* INSTRUCTIONS TO FOLLOW:
Can you write out the whole listing exactly?

* EXTRACTED MATERIAL:
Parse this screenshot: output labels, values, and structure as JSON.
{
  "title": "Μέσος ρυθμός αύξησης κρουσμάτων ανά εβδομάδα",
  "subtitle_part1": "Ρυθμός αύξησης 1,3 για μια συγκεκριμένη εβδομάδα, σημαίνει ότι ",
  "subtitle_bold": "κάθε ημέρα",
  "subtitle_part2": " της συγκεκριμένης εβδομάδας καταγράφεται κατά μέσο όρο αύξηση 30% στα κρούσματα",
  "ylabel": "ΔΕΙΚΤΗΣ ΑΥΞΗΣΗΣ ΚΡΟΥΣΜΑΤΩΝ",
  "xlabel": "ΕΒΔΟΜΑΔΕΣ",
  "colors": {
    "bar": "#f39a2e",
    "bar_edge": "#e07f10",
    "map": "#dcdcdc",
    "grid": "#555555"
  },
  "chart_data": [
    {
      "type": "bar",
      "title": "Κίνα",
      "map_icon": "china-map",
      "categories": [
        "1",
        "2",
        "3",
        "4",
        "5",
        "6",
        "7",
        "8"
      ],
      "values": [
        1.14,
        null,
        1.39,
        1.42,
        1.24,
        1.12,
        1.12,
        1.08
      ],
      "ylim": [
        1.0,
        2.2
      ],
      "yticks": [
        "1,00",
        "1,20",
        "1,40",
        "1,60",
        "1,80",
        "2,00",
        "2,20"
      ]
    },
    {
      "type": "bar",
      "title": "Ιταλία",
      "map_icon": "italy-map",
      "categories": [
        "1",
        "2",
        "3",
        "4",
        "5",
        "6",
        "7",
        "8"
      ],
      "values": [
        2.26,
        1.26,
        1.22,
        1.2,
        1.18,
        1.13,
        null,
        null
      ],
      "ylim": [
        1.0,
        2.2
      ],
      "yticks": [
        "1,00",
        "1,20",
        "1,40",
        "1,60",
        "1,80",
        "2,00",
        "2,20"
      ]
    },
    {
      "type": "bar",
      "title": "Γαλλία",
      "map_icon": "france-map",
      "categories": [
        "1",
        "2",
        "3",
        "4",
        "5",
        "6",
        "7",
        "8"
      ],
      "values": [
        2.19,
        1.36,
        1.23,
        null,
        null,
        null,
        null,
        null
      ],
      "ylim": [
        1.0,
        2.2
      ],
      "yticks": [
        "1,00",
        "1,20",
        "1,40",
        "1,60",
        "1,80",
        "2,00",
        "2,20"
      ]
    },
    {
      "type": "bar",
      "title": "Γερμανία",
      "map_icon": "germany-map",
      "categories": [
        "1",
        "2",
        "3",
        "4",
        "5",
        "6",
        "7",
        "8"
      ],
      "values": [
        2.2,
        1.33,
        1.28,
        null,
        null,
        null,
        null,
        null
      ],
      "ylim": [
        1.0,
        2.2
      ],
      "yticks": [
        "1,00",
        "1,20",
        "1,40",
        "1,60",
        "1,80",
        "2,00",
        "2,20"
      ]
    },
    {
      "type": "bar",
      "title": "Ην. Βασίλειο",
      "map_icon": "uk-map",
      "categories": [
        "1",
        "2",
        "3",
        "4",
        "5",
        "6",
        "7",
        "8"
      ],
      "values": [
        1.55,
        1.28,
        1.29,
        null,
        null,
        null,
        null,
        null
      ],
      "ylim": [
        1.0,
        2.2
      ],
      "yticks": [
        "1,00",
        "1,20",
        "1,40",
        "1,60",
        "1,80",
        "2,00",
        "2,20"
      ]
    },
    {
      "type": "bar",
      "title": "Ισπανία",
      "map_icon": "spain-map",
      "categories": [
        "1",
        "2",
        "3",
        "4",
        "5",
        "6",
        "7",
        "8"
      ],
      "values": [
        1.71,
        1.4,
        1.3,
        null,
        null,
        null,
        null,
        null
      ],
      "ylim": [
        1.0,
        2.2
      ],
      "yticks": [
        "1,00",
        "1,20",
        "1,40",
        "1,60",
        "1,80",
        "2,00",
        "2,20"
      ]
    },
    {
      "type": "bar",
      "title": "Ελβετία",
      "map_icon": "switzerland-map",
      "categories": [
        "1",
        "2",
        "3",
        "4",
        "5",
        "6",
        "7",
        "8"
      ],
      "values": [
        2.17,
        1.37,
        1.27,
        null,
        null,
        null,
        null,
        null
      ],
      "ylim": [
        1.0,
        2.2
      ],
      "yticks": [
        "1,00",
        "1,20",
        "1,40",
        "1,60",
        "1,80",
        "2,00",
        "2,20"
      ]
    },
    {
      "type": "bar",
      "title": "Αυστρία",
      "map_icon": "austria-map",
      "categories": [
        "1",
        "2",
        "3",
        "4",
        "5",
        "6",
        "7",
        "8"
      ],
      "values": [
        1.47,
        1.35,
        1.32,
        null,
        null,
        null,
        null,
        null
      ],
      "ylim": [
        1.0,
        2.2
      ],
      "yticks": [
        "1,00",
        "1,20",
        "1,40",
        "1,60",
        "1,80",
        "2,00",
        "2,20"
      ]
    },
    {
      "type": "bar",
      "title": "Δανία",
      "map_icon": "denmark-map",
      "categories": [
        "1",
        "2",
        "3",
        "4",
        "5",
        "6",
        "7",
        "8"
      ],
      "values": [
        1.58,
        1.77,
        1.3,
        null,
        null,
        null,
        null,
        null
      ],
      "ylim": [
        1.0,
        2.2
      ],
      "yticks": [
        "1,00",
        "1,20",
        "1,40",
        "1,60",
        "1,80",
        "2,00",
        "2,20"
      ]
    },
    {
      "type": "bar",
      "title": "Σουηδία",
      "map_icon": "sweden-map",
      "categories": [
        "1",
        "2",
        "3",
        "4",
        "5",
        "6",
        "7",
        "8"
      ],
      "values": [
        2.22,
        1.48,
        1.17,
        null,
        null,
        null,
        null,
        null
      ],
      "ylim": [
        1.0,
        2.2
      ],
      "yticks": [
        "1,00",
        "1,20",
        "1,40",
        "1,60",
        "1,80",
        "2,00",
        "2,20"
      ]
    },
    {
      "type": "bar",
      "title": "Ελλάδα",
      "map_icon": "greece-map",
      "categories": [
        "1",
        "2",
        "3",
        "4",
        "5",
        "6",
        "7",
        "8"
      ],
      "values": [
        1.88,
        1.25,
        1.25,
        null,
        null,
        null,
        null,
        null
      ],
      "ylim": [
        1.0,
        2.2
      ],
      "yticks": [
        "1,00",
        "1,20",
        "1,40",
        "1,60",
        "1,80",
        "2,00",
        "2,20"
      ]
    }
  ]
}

* TASK RESPONSE:
Parse this screenshot: output labels, values, and structure as JSON.
{
  "title": "Μέσος ρυθμός αύξησης κρουσμάτων ανά εβδομάδα",
  "subtitle_part1": "Ρυθμός αύξησης 1,3 για μια συγκεκριμένη εβδομάδα, σημαίνει ότι ",
  "subtitle_bold": "κάθε ημέρα",
  "subtitle_part2": " της συγκεκριμένης εβδομάδας καταγράφεται κατά μέσο όρο αύξηση 30% στα κρούσματα",
  "ylabel": "ΔΕΙΚΤΗΣ ΑΥΞΗΣΗΣ ΚΡΟΥΣΜΑΤΩΝ",
  "xlabel": "ΕΒΔΟΜΑΔΕΣ",
  "colors": {
    "bar": "#f39a2e",
    "bar_edge": "#e07f10",
    "map": "#dcdcdc",
    "grid": "#555555"
  },
  "chart_data": [
    {
      "type": "bar",
      "title": "Κίνα",
      "map_icon": "china-map",
      "categories": [
        "1",
        "2",
        "3",
        "4",
        "5",
        "6",
        "7",
        "8"
      ],
      "values": [
        1.14,
        null,
        1.39,
        1.42,
        1.24,
        1.12,
        1.12,
        1.08
      ],
      "ylim": [
        1.0,
        2.2
      ],
      "yticks": [
        "1,00",
        "1,20",
        "1,40",
        "1,60",
        "1,80",
        "2,00",
        "2,20"
      ]
    },
    {
      "type": "bar",
      "title": "Ιταλία",
      "map_icon": "italy-map",
      "categories": [
        "1",
        "2",
        "3",
        "4",
        "5",
        "6",
        "7",
        "8"
      ],
      "values": [
        2.26,
        1.26,
        1.22,
        1.2,
        1.18,
        1.13,
        null,
        null
      ],
      "ylim": [
        1.0,
        2.2
      ],
      "yticks": [
        "1,00",
        "1,20",
        "1,40",
        "1,60",
        "1,80",
        "2,00",
        "2,20"
      ]
    },
    {
      "type": "bar",
      "title": "Γαλλία",
      "map_icon": "france-map",
      "categories": [
        "1",
        "2",
        "3",
        "4",
        "5",
        "6",
        "7",
        "8"
      ],
      "values": [
        2.19,
        1.36,
        1.23,
        null,
        null,
        null,
        null,
        null
      ],
      "ylim": [
        1.0,
        2.2
      ],
      "yticks": [
        "1,00",
        "1,20",
        "1,40",
        "1,60",
        "1,80",
        "2,00",
        "2,20"
      ]
    },
    {
      "type": "bar",
      "title": "Γερμανία",
      "map_icon": "germany-map",
      "categories": [
        "1",
        "2",
        "3",
        "4",
        "5",
        "6",
        "7",
        "8"
      ],
      "values": [
        2.2,
        1.33,
        1.28,
        null,
        null,
        null,
        null,
        null
      ],
      "ylim": [
        1.0,
        2.2
      ],
      "yticks": [
        "1,00",
        "1,20",
        "1,40",
        "1,60",
        "1,80",
        "2,00",
        "2,20"
      ]
    },
    {
      "type": "bar",
      "title": "Ην. Βασίλειο",
      "map_icon": "uk-map",
      "categories": [
        "1",
        "2",
        "3",
        "4",
        "5",
        "6",
        "7",
        "8"
      ],
      "values": [
        1.55,
        1.28,
        1.29,
        null,
        null,
        null,
        null,
        null
      ],
      "ylim": [
        1.0,
        2.2
      ],
      "yticks": [
        "1,00",
        "1,20",
        "1,40",
        "1,60",
        "1,80",
        "2,00",
        "2,20"
      ]
    },
    {
      "type": "bar",
      "title": "Ισπανία",
      "map_icon": "spain-map",
      "categories": [
        "1",
        "2",
        "3",
        "4",
        "5",
        "6",
        "7",
        "8"
      ],
      "values": [
        1.71,
        1.4,
        1.3,
        null,
        null,
        null,
        null,
        null
      ],
      "ylim": [
        1.0,
        2.2
      ],
      "yticks": [
        "1,00",
        "1,20",
        "1,40",
        "1,60",
        "1,80",
        "2,00",
        "2,20"
      ]
    },
    {
      "type": "bar",
      "title": "Ελβετία",
      "map_icon": "switzerland-map",
      "categories": [
        "1",
        "2",
        "3",
        "4",
        "5",
        "6",
        "7",
        "8"
      ],
      "values": [
        2.17,
        1.37,
        1.27,
        null,
        null,
        null,
        null,
        null
      ],
      "ylim": [
        1.0,
        2.2
      ],
      "yticks": [
        "1,00",
        "1,20",
        "1,40",
        "1,60",
        "1,80",
        "2,00",
        "2,20"
      ]
    },
    {
      "type": "bar",
      "title": "Αυστρία",
      "map_icon": "austria-map",
      "categories": [
        "1",
        "2",
        "3",
        "4",
        "5",
        "6",
        "7",
        "8"
      ],
      "values": [
        1.47,
        1.35,
        1.32,
        null,
        null,
        null,
        null,
        null
      ],
      "ylim": [
        1.0,
        2.2
      ],
      "yticks": [
        "1,00",
        "1,20",
        "1,40",
        "1,60",
        "1,80",
        "2,00",
        "2,20"
      ]
    },
    {
      "type": "bar",
      "title": "Δανία",
      "map_icon": "denmark-map",
      "categories": [
        "1",
        "2",
        "3",
        "4",
        "5",
        "6",
        "7",
        "8"
      ],
      "values": [
        1.58,
        1.77,
        1.3,
        null,
        null,
        null,
        null,
        null
      ],
      "ylim": [
        1.0,
        2.2
      ],
      "yticks": [
        "1,00",
        "1,20",
        "1,40",
        "1,60",
        "1,80",
        "2,00",
        "2,20"
      ]
    },
    {
      "type": "bar",
      "title": "Σουηδία",
      "map_icon": "sweden-map",
      "categories": [
        "1",
        "2",
        "3",
        "4",
        "5",
        "6",
        "7",
        "8"
      ],
      "values": [
        2.22,
        1.48,
        1.17,
        null,
        null,
        null,
        null,
        null
      ],
      "ylim": [
        1.0,
        2.2
      ],
      "yticks": [
        "1,00",
        "1,20",
        "1,40",
        "1,60",
        "1,80",
        "2,00",
        "2,20"
      ]
    },
    {
      "type": "bar",
      "title": "Ελλάδα",
      "map_icon": "greece-map",
      "categories": [
        "1",
        "2",
        "3",
        "4",
        "5",
        "6",
        "7",
        "8"
      ],
      "values": [
        1.88,
        1.25,
        1.25,
        null,
        null,
        null,
        null,
        null
      ],
      "ylim": [
        1.0,
        2.2
      ],
      "yticks": [
        "1,00",
        "1,20",
        "1,40",
        "1,60",
        "1,80",
        "2,00",
        "2,20"
      ]
    }
  ]
}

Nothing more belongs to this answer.